#### WHAT THE TASK ASKS
Reproduce the lines from the one containing "total-value: 41.2 [950,722,1043,764]" through the one containing "table-row [77,891,587,933]", inclusive, exactly as they appear in the material below.

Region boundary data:

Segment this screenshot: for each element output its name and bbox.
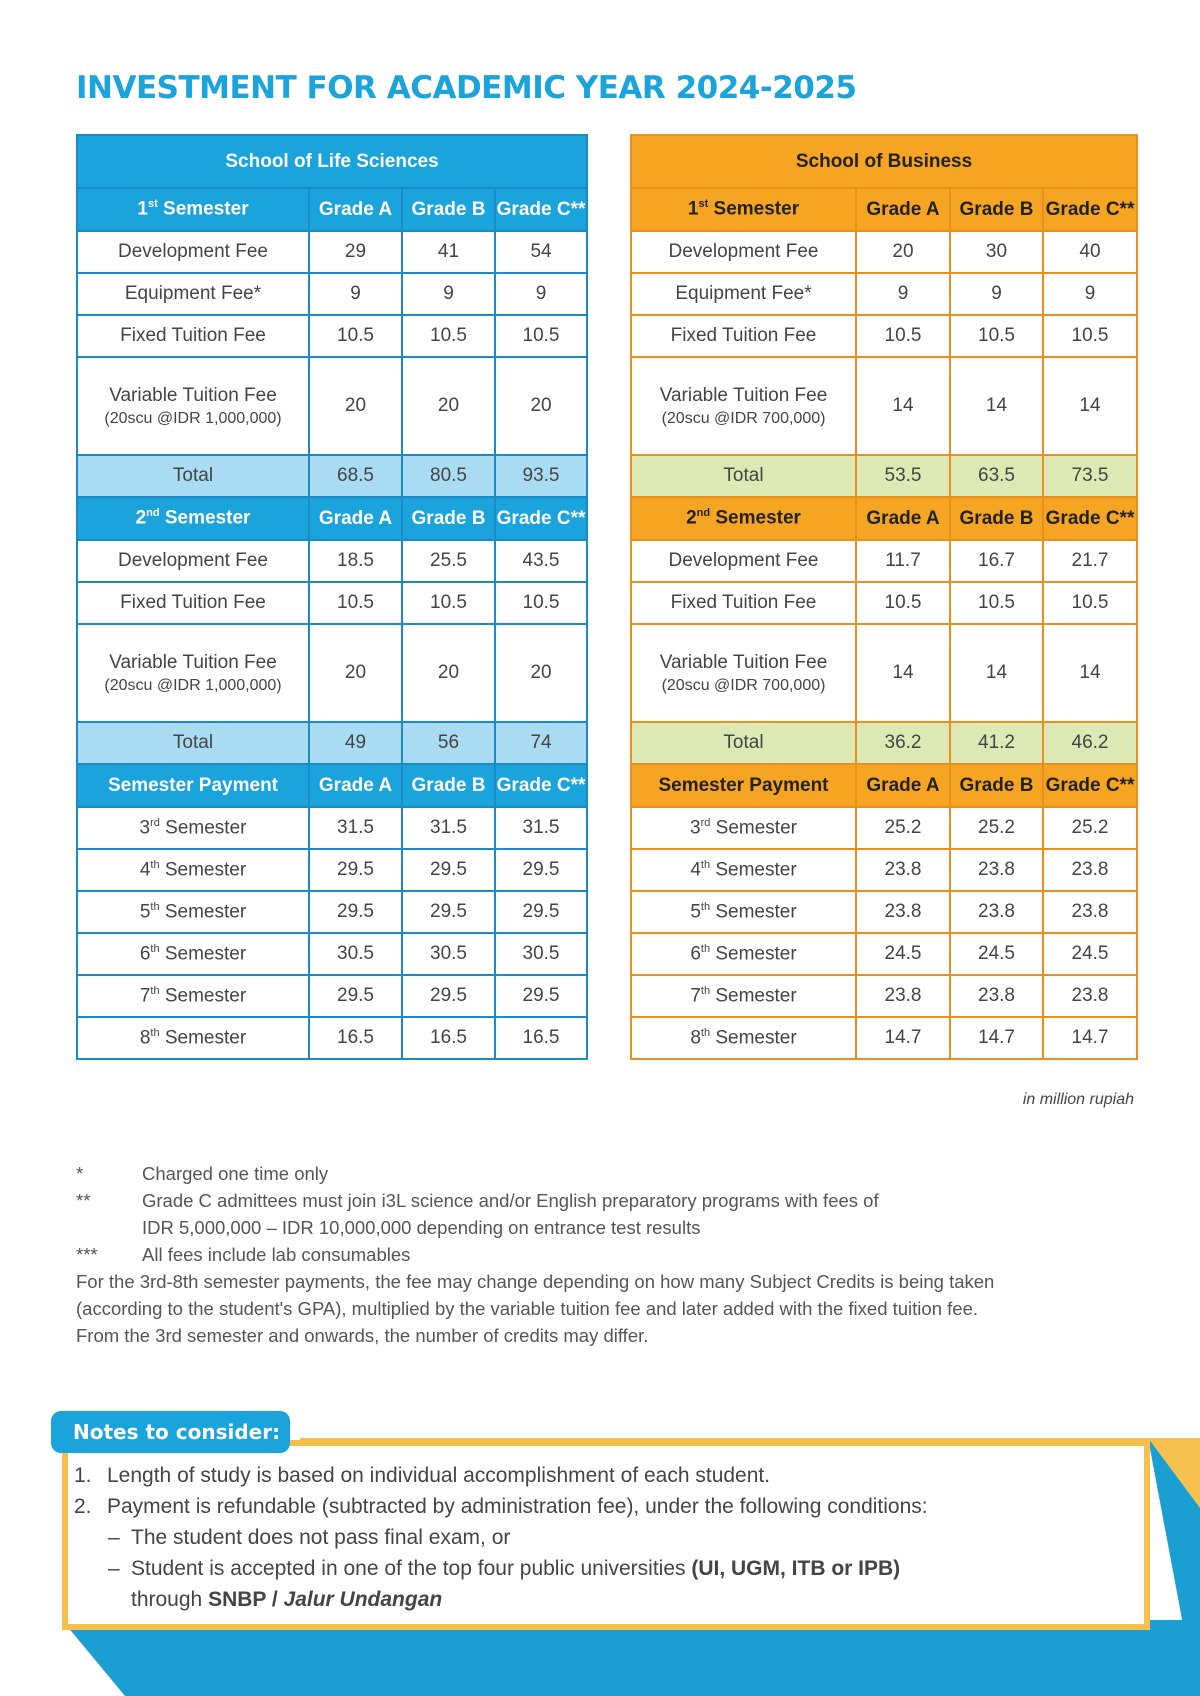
total-value: 41.2 [950,722,1043,764]
table-row [77,231,587,273]
table-row [631,807,1137,849]
value-cell: 9 [309,273,402,315]
value-cell: 23.8 [950,849,1043,891]
value-cell: 16.5 [309,1017,402,1059]
row-label: 6th Semester [77,933,309,975]
value-cell: 10.5 [309,315,402,357]
row-label: Development Fee [77,540,309,582]
value-cell: 29.5 [309,891,402,933]
table-row [77,891,587,933]
table-row [631,975,1137,1017]
value-cell: 29.5 [495,975,587,1017]
list-dash: – [108,1557,120,1580]
notes-list [74,1460,1114,1615]
grade-c-header: Grade C** [495,188,587,231]
value-cell: 43.5 [495,540,587,582]
total-label: Total [631,455,856,497]
row-label: 7th Semester [77,975,309,1017]
grade-b-header: Grade B [950,188,1043,231]
value-cell: 23.8 [1043,849,1137,891]
payment-header-row [631,764,1137,807]
table-row [631,231,1137,273]
table-row [631,933,1137,975]
value-cell: 20 [402,357,495,455]
value-cell: 14 [950,357,1043,455]
value-cell: 24.5 [856,933,950,975]
footnote-text: IDR 5,000,000 – IDR 10,000,000 depending on entrance test results [142,1217,701,1238]
grade-a-header: Grade A [856,188,950,231]
value-cell: 14 [1043,624,1137,722]
snbp-label: SNBP / [208,1588,284,1611]
semester-header-row [77,497,587,540]
total-value: 46.2 [1043,722,1137,764]
value-cell: 24.5 [950,933,1043,975]
row-label: Fixed Tuition Fee [77,582,309,624]
grade-a-header: Grade A [856,764,950,807]
grade-c-header: Grade C** [495,497,587,540]
value-cell: 25.2 [950,807,1043,849]
bottom-band-decoration [0,1620,1200,1696]
table-row [631,624,1137,722]
value-cell: 23.8 [950,975,1043,1017]
total-value: 36.2 [856,722,950,764]
value-cell: 20 [495,624,587,722]
footnote [76,1241,1136,1268]
total-row [631,722,1137,764]
table-row [77,315,587,357]
semester-heading: 2nd Semester [631,497,856,540]
total-row [631,455,1137,497]
row-label: 8th Semester [631,1017,856,1059]
value-cell: 10.5 [402,582,495,624]
footnote-text: All fees include lab consumables [142,1244,411,1265]
list-text: through [131,1588,209,1611]
grade-c-header: Grade C** [1043,497,1137,540]
list-text: Length of study is based on individual accomplishment of each student. [107,1464,771,1487]
footnotes [76,1160,1136,1349]
value-cell: 23.8 [856,849,950,891]
row-label: Variable Tuition Fee (20scu @IDR 700,000) [631,624,856,722]
value-cell: 31.5 [309,807,402,849]
list-number: 2. [74,1495,92,1518]
row-label: Development Fee [77,231,309,273]
table-row [631,1017,1137,1059]
value-cell: 25.5 [402,540,495,582]
value-cell: 14.7 [1043,1017,1137,1059]
footnote-text: Charged one time only [142,1163,329,1184]
value-cell: 23.8 [1043,975,1137,1017]
row-label: 4th Semester [631,849,856,891]
grade-a-header: Grade A [309,764,402,807]
value-cell: 10.5 [950,582,1043,624]
table-row [77,849,587,891]
value-cell: 29.5 [309,849,402,891]
list-item [74,1491,1114,1522]
value-cell: 24.5 [1043,933,1137,975]
page-title: INVESTMENT FOR ACADEMIC YEAR 2024-2025 [76,70,857,106]
value-cell: 9 [495,273,587,315]
total-row [77,722,587,764]
value-cell: 31.5 [402,807,495,849]
total-row [77,455,587,497]
total-label: Total [77,455,309,497]
business-fee-table [630,134,1138,1060]
grade-c-header: Grade C** [495,764,587,807]
value-cell: 25.2 [1043,807,1137,849]
total-value: 49 [309,722,402,764]
semester-header-row [631,497,1137,540]
sub-list-item [74,1553,1114,1615]
total-value: 73.5 [1043,455,1137,497]
value-cell: 20 [856,231,950,273]
value-cell: 29 [309,231,402,273]
value-cell: 29.5 [495,849,587,891]
row-label: 7th Semester [631,975,856,1017]
row-sublabel: (20scu @IDR 1,000,000) [104,676,282,694]
row-label: Fixed Tuition Fee [631,582,856,624]
value-cell: 20 [309,624,402,722]
value-cell: 14 [856,624,950,722]
table-row [77,540,587,582]
row-label: Fixed Tuition Fee [631,315,856,357]
value-cell: 40 [1043,231,1137,273]
table-row [631,315,1137,357]
value-cell: 11.7 [856,540,950,582]
list-item [74,1460,1114,1491]
total-label: Total [631,722,856,764]
value-cell: 14.7 [856,1017,950,1059]
value-cell: 20 [402,624,495,722]
value-cell: 30.5 [309,933,402,975]
value-cell: 30.5 [402,933,495,975]
total-value: 63.5 [950,455,1043,497]
value-cell: 29.5 [402,975,495,1017]
value-cell: 29.5 [402,891,495,933]
grade-b-header: Grade B [402,764,495,807]
list-dash: – [108,1526,120,1549]
row-label: Equipment Fee* [631,273,856,315]
row-label: 3rd Semester [631,807,856,849]
value-cell: 9 [950,273,1043,315]
value-cell: 9 [1043,273,1137,315]
semester-header-row [77,188,587,231]
footnote [76,1187,1136,1241]
table-row [77,1017,587,1059]
value-cell: 14 [1043,357,1137,455]
value-cell: 10.5 [1043,315,1137,357]
value-cell: 29.5 [495,891,587,933]
value-cell: 18.5 [309,540,402,582]
table-row [77,273,587,315]
payment-heading: Semester Payment [631,764,856,807]
value-cell: 30.5 [495,933,587,975]
table-row [77,807,587,849]
value-cell: 21.7 [1043,540,1137,582]
grade-b-header: Grade B [402,497,495,540]
grade-b-header: Grade B [950,497,1043,540]
footnote [76,1160,1136,1187]
row-label: 3rd Semester [77,807,309,849]
value-cell: 29.5 [402,849,495,891]
semester-heading: 1st Semester [631,188,856,231]
value-cell: 20 [495,357,587,455]
table-row [77,582,587,624]
total-value: 68.5 [309,455,402,497]
row-label: Variable Tuition Fee (20scu @IDR 1,000,000) [77,357,309,455]
value-cell: 23.8 [1043,891,1137,933]
universities-list: (UI, UGM, ITB or IPB) [691,1557,901,1580]
table-row [77,624,587,722]
explanation-paragraph: For the 3rd-8th semester payments, the fee may change depending on how many Subject Credits is being taken (according to the student's GPA), multiplied by the variable tuition fee and later added with the fixed tuition fee. From the 3rd semester and onwards, the number of credits may differ. [76,1271,995,1346]
table-row [77,975,587,1017]
footnote-mark: *** [76,1244,98,1265]
value-cell: 54 [495,231,587,273]
life-sciences-fee-table [76,134,588,1060]
value-cell: 16.7 [950,540,1043,582]
sub-list-item [74,1522,1114,1553]
row-label: 5th Semester [631,891,856,933]
table-row [77,357,587,455]
jalur-undangan-label: Jalur Undangan [283,1588,443,1611]
row-label: 5th Semester [77,891,309,933]
corner-decoration [1148,1438,1200,1630]
school-name: School of Business [631,135,1137,188]
value-cell: 23.8 [856,891,950,933]
school-header-row [631,135,1137,188]
value-cell: 14.7 [950,1017,1043,1059]
value-cell: 29.5 [309,975,402,1017]
footnote-text: Grade C admittees must join i3L science and/or English preparatory programs with fees of [142,1190,879,1211]
value-cell: 25.2 [856,807,950,849]
value-cell: 23.8 [950,891,1043,933]
value-cell: 31.5 [495,807,587,849]
value-cell: 23.8 [856,975,950,1017]
total-value: 80.5 [402,455,495,497]
semester-heading: 1st Semester [77,188,309,231]
value-cell: 10.5 [950,315,1043,357]
value-cell: 10.5 [495,315,587,357]
total-value: 56 [402,722,495,764]
total-label: Total [77,722,309,764]
table-row [631,357,1137,455]
footnote-mark: * [76,1163,84,1184]
value-cell: 16.5 [495,1017,587,1059]
value-cell: 10.5 [495,582,587,624]
value-cell: 10.5 [856,315,950,357]
payment-header-row [77,764,587,807]
total-value: 53.5 [856,455,950,497]
total-value: 93.5 [495,455,587,497]
grade-c-header: Grade C** [1043,188,1137,231]
value-cell: 9 [856,273,950,315]
school-header-row [77,135,587,188]
table-row [631,540,1137,582]
row-label: Development Fee [631,540,856,582]
table-row [631,849,1137,891]
payment-heading: Semester Payment [77,764,309,807]
table-row [631,273,1137,315]
row-sublabel: (20scu @IDR 700,000) [661,409,826,427]
notes-heading: Notes to consider: [51,1411,290,1453]
value-cell: 14 [950,624,1043,722]
grade-b-header: Grade B [950,764,1043,807]
row-label: Variable Tuition Fee (20scu @IDR 1,000,000) [77,624,309,722]
value-cell: 10.5 [309,582,402,624]
unit-note: in million rupiah [1022,1091,1134,1108]
semester-header-row [631,188,1137,231]
semester-heading: 2nd Semester [77,497,309,540]
value-cell: 9 [402,273,495,315]
list-text: Student is accepted in one of the top four public universities [131,1557,692,1580]
table-row [631,582,1137,624]
row-label: 6th Semester [631,933,856,975]
table-row [77,933,587,975]
grade-a-header: Grade A [856,497,950,540]
value-cell: 10.5 [856,582,950,624]
table-row [631,891,1137,933]
list-number: 1. [74,1464,92,1487]
row-label: Equipment Fee* [77,273,309,315]
list-text: The student does not pass final exam, or [131,1526,511,1549]
row-label: Variable Tuition Fee (20scu @IDR 700,000) [631,357,856,455]
footnote-mark: ** [76,1190,91,1211]
value-cell: 20 [309,357,402,455]
row-sublabel: (20scu @IDR 1,000,000) [104,409,282,427]
grade-c-header: Grade C** [1043,764,1137,807]
row-label: 8th Semester [77,1017,309,1059]
total-value: 74 [495,722,587,764]
value-cell: 30 [950,231,1043,273]
grade-a-header: Grade A [309,188,402,231]
row-label: 4th Semester [77,849,309,891]
value-cell: 10.5 [1043,582,1137,624]
row-label: Fixed Tuition Fee [77,315,309,357]
grade-b-header: Grade B [402,188,495,231]
school-name: School of Life Sciences [77,135,587,188]
value-cell: 14 [856,357,950,455]
row-label: Development Fee [631,231,856,273]
value-cell: 16.5 [402,1017,495,1059]
value-cell: 41 [402,231,495,273]
row-sublabel: (20scu @IDR 700,000) [661,676,826,694]
value-cell: 10.5 [402,315,495,357]
list-text: Payment is refundable (subtracted by administration fee), under the following conditions: [107,1495,928,1518]
grade-a-header: Grade A [309,497,402,540]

#### THE RESULT
total-value: 41.2 [950,722,1043,764]
table-row [77,231,587,273]
table-row [631,807,1137,849]
value-cell: 9 [309,273,402,315]
value-cell: 23.8 [950,849,1043,891]
value-cell: 16.5 [309,1017,402,1059]
row-label: 6th Semester [77,933,309,975]
value-cell: 10.5 [309,315,402,357]
row-label: Development Fee [77,540,309,582]
value-cell: 29.5 [309,891,402,933]
table-row [77,891,587,933]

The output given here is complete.